WHAT THE TASK REQUIRES:
Retype the records word for word, from the first line up to and including the line with "x-tick-label: 150 <box>497 509 529 529</box>".

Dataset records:
- - -

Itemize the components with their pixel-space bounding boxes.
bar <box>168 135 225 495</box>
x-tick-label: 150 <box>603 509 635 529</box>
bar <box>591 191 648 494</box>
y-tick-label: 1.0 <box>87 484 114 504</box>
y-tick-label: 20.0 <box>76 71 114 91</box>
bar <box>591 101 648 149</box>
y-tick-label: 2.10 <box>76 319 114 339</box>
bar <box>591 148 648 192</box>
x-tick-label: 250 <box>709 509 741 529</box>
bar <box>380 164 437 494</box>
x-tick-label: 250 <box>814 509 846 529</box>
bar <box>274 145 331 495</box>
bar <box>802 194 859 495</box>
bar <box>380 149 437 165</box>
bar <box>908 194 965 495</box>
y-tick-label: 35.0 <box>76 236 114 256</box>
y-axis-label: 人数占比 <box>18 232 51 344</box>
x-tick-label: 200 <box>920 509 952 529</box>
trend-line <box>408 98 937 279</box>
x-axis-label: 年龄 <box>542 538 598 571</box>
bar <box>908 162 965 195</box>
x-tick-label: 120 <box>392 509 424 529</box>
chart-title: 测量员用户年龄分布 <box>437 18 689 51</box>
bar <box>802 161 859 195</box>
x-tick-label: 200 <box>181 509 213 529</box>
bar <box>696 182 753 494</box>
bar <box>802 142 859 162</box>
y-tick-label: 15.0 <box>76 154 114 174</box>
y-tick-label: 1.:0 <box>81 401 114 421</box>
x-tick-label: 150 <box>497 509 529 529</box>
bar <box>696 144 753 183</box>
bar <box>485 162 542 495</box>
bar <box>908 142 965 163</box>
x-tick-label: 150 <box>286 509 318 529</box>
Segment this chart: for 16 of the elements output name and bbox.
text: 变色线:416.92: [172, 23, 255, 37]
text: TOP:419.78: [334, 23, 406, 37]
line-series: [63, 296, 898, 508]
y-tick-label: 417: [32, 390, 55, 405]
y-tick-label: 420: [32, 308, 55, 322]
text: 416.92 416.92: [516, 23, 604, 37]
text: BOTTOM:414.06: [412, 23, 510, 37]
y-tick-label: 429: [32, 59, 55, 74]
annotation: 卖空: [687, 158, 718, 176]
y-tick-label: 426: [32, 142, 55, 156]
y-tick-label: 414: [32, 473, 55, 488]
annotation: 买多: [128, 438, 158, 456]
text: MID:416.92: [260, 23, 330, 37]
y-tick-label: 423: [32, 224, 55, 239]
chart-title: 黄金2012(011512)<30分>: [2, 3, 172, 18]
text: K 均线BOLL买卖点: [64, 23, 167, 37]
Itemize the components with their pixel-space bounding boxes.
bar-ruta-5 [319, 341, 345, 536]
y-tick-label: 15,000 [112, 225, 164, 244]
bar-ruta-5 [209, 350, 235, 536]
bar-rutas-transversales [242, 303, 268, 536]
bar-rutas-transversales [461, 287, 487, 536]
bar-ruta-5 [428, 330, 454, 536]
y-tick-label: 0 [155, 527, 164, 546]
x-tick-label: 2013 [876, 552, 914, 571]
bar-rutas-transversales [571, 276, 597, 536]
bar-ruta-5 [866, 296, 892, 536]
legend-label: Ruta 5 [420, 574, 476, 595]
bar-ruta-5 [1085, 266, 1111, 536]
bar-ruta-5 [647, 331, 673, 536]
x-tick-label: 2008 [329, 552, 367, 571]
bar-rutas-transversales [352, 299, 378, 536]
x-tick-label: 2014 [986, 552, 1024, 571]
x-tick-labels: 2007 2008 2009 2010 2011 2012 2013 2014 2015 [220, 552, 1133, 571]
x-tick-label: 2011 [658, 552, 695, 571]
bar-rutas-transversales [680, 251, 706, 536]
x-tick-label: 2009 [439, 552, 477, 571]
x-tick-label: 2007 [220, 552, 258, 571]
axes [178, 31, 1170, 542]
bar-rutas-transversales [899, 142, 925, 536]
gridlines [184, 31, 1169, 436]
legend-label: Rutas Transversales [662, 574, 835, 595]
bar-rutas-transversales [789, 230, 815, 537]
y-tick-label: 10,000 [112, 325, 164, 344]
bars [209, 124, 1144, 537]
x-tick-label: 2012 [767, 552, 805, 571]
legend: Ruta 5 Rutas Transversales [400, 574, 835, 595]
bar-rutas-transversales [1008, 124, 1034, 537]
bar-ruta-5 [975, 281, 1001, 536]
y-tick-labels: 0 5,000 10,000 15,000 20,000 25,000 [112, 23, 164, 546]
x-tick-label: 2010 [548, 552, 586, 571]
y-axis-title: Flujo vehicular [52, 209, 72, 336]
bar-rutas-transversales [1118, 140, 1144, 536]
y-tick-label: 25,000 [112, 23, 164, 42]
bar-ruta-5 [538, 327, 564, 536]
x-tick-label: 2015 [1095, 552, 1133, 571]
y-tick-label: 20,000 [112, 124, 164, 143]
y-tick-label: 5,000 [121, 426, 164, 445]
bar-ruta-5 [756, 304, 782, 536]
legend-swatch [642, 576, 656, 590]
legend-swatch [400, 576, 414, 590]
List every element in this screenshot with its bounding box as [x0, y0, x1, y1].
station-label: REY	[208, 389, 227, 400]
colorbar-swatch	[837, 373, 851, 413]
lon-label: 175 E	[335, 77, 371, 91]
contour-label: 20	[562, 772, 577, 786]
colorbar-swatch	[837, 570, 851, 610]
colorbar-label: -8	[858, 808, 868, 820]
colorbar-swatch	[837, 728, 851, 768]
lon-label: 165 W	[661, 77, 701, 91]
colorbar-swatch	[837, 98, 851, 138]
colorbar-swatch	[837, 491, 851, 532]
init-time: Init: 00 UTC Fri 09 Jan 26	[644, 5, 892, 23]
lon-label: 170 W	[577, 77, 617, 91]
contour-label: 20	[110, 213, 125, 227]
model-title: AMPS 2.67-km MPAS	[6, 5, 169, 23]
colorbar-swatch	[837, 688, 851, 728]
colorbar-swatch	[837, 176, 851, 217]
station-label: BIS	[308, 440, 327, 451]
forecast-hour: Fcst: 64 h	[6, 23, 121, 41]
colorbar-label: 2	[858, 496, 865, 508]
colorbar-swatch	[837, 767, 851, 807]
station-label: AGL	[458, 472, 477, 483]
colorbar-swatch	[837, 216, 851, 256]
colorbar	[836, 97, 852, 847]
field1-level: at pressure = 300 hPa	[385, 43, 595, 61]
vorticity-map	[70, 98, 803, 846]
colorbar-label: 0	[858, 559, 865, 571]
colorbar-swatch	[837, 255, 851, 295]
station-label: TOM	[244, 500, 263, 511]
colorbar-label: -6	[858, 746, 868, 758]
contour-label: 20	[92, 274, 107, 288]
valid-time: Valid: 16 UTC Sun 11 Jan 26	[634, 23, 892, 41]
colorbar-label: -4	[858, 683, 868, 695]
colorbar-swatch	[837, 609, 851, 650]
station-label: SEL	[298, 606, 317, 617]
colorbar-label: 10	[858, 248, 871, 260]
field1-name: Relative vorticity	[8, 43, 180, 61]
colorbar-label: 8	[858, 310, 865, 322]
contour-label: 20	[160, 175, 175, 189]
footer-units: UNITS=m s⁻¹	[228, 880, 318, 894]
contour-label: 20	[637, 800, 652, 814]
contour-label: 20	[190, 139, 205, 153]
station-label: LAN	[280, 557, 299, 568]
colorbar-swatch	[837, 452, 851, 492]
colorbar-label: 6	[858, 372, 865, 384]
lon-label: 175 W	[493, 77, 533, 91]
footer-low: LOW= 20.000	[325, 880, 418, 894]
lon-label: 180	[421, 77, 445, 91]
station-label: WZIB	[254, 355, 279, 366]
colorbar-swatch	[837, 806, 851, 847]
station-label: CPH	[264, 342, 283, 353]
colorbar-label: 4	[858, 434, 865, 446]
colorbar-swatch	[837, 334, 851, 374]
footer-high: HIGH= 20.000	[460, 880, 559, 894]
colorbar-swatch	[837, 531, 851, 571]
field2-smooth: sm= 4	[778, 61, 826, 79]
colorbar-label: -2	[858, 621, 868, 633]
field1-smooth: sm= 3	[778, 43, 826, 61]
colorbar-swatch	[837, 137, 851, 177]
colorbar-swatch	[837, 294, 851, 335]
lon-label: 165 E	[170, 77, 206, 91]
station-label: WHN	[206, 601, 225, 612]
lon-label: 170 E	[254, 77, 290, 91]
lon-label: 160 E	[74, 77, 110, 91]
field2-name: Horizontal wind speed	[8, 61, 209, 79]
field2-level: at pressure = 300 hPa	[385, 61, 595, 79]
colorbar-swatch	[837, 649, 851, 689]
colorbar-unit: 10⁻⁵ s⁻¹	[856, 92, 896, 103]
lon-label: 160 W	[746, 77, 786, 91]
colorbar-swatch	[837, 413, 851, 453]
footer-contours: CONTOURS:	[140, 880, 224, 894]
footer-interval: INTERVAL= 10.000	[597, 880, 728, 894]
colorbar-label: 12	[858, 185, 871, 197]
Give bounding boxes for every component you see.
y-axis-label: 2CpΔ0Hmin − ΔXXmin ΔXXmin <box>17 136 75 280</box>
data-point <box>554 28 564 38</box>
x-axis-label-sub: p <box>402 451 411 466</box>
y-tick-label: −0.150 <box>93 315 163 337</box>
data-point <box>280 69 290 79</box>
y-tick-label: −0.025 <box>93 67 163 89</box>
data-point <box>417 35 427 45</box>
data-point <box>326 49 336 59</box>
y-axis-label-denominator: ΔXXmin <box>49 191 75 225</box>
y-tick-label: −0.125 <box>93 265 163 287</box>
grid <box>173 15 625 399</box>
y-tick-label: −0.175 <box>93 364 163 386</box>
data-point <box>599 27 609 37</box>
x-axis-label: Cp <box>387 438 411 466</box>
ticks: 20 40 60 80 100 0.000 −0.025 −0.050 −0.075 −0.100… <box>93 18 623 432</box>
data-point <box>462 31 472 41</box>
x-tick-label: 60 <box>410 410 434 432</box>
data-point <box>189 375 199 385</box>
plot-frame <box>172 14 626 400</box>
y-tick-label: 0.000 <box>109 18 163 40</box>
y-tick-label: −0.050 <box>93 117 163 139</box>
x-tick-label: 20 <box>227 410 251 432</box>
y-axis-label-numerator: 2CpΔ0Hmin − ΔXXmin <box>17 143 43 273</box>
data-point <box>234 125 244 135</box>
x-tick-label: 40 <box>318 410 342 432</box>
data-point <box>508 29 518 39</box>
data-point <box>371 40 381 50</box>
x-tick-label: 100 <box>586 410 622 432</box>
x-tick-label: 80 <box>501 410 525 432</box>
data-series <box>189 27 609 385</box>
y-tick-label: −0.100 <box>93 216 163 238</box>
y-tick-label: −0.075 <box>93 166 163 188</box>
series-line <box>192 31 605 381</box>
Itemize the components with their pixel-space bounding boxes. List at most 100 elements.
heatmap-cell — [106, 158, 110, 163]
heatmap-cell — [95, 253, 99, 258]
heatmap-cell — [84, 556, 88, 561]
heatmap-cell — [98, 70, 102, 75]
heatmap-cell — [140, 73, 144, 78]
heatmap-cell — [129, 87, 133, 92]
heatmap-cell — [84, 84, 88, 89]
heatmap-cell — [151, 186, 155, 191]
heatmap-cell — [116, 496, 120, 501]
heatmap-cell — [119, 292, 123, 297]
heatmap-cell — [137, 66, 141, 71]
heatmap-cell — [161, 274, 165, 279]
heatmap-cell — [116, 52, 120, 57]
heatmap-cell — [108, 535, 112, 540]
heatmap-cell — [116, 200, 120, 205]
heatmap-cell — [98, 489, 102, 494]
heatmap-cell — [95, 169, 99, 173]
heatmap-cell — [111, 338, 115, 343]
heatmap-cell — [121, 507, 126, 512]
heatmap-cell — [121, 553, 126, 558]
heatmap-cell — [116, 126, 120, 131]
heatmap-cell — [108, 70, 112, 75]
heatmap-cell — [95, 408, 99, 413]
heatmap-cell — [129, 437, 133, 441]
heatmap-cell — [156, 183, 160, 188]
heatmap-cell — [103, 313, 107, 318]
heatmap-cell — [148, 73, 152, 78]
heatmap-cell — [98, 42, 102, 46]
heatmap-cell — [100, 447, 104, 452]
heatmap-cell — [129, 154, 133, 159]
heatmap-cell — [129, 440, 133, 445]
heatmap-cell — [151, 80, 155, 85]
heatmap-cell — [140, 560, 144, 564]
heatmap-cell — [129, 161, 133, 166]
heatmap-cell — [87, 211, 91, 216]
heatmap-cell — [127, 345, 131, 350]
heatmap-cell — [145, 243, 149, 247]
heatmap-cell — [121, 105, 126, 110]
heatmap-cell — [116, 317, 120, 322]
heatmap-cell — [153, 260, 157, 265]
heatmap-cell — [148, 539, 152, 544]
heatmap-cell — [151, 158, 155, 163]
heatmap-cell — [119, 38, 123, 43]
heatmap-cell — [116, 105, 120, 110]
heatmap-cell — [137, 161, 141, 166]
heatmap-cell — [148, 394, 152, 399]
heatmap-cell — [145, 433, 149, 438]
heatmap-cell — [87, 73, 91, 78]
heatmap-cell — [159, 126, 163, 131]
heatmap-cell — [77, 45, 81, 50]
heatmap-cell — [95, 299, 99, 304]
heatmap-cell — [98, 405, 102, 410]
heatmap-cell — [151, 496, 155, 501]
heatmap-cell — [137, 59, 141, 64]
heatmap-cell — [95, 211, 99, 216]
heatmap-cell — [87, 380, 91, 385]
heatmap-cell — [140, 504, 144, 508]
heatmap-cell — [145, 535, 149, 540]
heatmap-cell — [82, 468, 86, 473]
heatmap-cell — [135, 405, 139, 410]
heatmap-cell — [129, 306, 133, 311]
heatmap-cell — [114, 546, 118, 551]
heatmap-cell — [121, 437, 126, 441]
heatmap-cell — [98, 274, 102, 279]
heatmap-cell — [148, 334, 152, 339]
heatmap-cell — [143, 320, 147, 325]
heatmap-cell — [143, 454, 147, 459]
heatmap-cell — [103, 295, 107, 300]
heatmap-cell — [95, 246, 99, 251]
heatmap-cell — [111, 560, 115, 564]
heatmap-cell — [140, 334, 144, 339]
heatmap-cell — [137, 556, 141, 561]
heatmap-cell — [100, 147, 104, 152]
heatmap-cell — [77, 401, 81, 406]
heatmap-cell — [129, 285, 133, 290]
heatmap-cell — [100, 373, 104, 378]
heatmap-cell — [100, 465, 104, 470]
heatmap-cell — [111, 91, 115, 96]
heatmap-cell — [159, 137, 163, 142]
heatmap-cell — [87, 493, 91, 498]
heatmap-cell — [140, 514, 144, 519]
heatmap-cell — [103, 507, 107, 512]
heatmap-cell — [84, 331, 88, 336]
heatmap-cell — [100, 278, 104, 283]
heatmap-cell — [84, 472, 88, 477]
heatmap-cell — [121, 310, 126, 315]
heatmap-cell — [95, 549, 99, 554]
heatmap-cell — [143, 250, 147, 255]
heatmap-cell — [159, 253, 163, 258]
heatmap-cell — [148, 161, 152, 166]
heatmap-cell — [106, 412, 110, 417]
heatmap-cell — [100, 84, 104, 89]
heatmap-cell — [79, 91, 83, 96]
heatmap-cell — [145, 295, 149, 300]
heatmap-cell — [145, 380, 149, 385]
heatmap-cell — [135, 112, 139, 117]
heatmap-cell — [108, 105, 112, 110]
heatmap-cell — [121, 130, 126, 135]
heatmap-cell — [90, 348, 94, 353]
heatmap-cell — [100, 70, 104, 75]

- - -

WRITTEN RESPONSE:
Itemize the components with their pixel-space bounding boxes.
bar <box>168 135 225 495</box>
x-tick-label: 150 <box>603 509 635 529</box>
bar <box>591 191 648 494</box>
y-tick-label: 1.0 <box>87 484 114 504</box>
y-tick-label: 20.0 <box>76 71 114 91</box>
bar <box>591 101 648 149</box>
y-tick-label: 2.10 <box>76 319 114 339</box>
bar <box>591 148 648 192</box>
x-tick-label: 250 <box>709 509 741 529</box>
bar <box>380 164 437 494</box>
x-tick-label: 250 <box>814 509 846 529</box>
bar <box>274 145 331 495</box>
bar <box>802 194 859 495</box>
bar <box>380 149 437 165</box>
bar <box>908 194 965 495</box>
y-tick-label: 35.0 <box>76 236 114 256</box>
y-axis-label: 人数占比 <box>18 232 51 344</box>
x-tick-label: 200 <box>920 509 952 529</box>
trend-line <box>408 98 937 279</box>
x-axis-label: 年龄 <box>542 538 598 571</box>
bar <box>908 162 965 195</box>
x-tick-label: 120 <box>392 509 424 529</box>
chart-title: 测量员用户年龄分布 <box>437 18 689 51</box>
bar <box>802 161 859 195</box>
x-tick-label: 200 <box>181 509 213 529</box>
bar <box>696 182 753 494</box>
bar <box>802 142 859 162</box>
y-tick-label: 15.0 <box>76 154 114 174</box>
y-tick-label: 1.:0 <box>81 401 114 421</box>
x-tick-label: 150 <box>497 509 529 529</box>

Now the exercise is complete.